** Start Records to process **

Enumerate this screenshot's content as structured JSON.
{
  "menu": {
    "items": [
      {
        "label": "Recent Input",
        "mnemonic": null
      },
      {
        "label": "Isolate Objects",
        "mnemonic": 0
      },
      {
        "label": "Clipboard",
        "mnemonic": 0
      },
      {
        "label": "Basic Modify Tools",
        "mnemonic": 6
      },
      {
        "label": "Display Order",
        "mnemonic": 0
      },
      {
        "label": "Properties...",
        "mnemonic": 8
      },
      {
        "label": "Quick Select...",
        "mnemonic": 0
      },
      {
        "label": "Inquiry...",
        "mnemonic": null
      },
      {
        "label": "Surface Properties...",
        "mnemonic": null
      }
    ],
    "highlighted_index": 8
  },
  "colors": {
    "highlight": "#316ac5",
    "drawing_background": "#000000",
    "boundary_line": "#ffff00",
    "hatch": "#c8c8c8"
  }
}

** End Records to process **

* Work to be completed: Write out every entry above, word for word.

* The solution:
Enumerate this screenshot's content as structured JSON.
{
  "menu": {
    "items": [
      {
        "label": "Recent Input",
        "mnemonic": null
      },
      {
        "label": "Isolate Objects",
        "mnemonic": 0
      },
      {
        "label": "Clipboard",
        "mnemonic": 0
      },
      {
        "label": "Basic Modify Tools",
        "mnemonic": 6
      },
      {
        "label": "Display Order",
        "mnemonic": 0
      },
      {
        "label": "Properties...",
        "mnemonic": 8
      },
      {
        "label": "Quick Select...",
        "mnemonic": 0
      },
      {
        "label": "Inquiry...",
        "mnemonic": null
      },
      {
        "label": "Surface Properties...",
        "mnemonic": null
      }
    ],
    "highlighted_index": 8
  },
  "colors": {
    "highlight": "#316ac5",
    "drawing_background": "#000000",
    "boundary_line": "#ffff00",
    "hatch": "#c8c8c8"
  }
}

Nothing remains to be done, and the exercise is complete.